### Required task:
Among the lines of this listing, determine how many contain the string "fertilization". Answer with the number only.

### Input material:
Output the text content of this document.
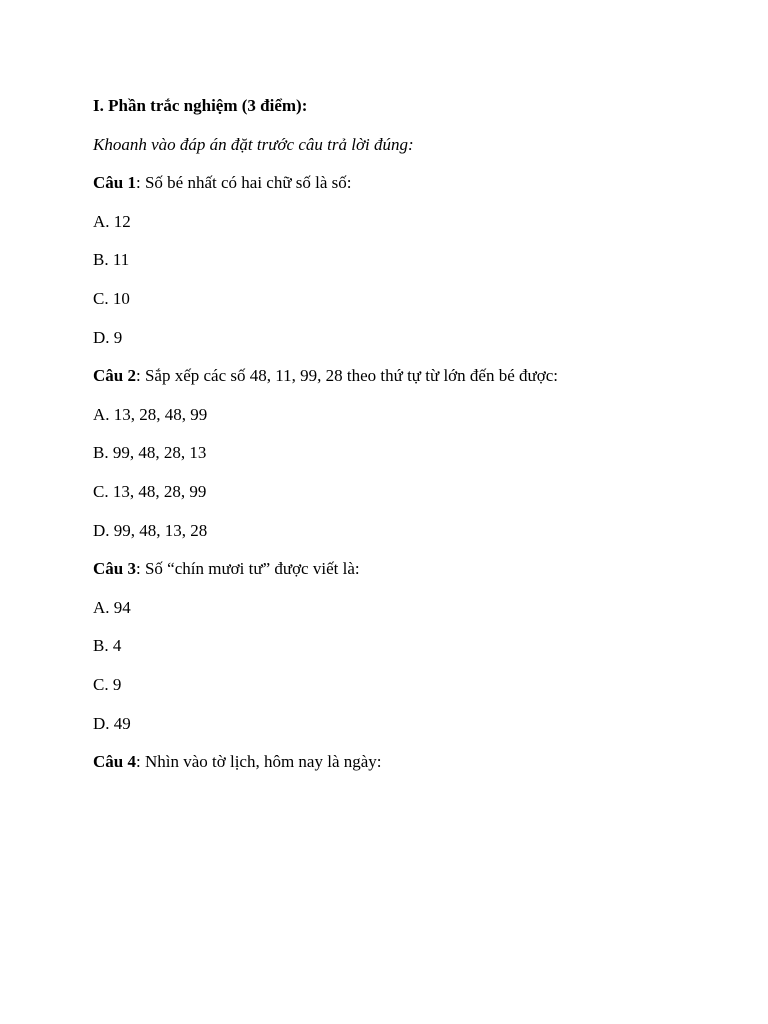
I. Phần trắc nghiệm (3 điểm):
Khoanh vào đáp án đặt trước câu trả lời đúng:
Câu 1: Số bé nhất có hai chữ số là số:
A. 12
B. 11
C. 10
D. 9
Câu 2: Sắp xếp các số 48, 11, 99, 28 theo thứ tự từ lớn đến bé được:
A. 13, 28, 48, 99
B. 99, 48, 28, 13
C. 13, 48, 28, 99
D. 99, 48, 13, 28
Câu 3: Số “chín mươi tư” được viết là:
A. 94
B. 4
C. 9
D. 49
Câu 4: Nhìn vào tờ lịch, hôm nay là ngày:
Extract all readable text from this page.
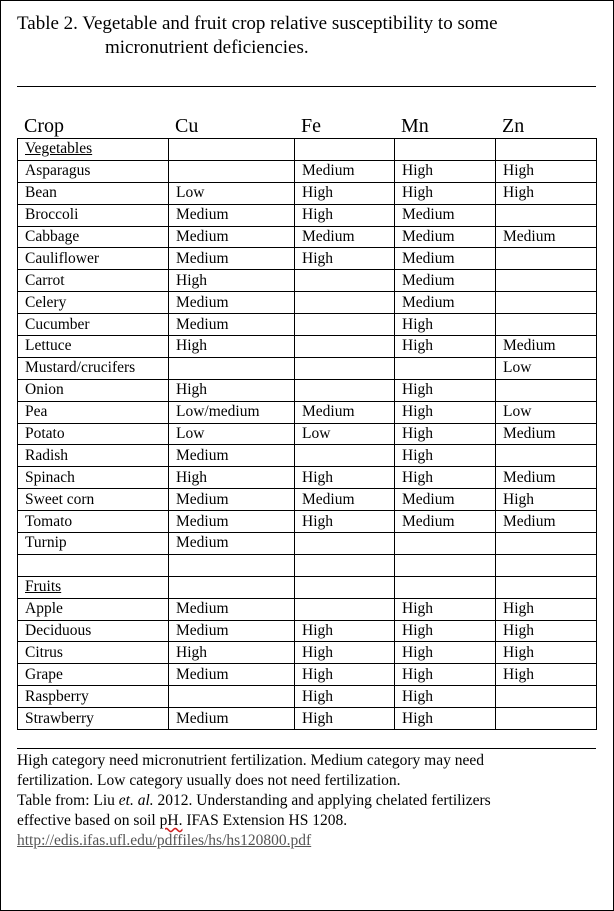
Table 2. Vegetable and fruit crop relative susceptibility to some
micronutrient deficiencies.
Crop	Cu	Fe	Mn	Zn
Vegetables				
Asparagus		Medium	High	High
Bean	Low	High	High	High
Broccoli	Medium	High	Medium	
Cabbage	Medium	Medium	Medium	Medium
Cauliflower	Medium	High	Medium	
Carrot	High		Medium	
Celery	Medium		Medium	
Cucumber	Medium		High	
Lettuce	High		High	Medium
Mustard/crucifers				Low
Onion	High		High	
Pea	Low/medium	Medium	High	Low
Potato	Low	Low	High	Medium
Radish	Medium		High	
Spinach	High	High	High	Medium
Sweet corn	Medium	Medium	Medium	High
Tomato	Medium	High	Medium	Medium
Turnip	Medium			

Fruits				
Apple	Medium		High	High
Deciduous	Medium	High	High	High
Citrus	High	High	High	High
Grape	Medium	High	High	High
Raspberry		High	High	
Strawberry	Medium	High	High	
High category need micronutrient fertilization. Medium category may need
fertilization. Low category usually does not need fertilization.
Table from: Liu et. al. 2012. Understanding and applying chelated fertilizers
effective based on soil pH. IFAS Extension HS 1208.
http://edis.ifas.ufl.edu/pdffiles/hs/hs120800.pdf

### Solved problem:
2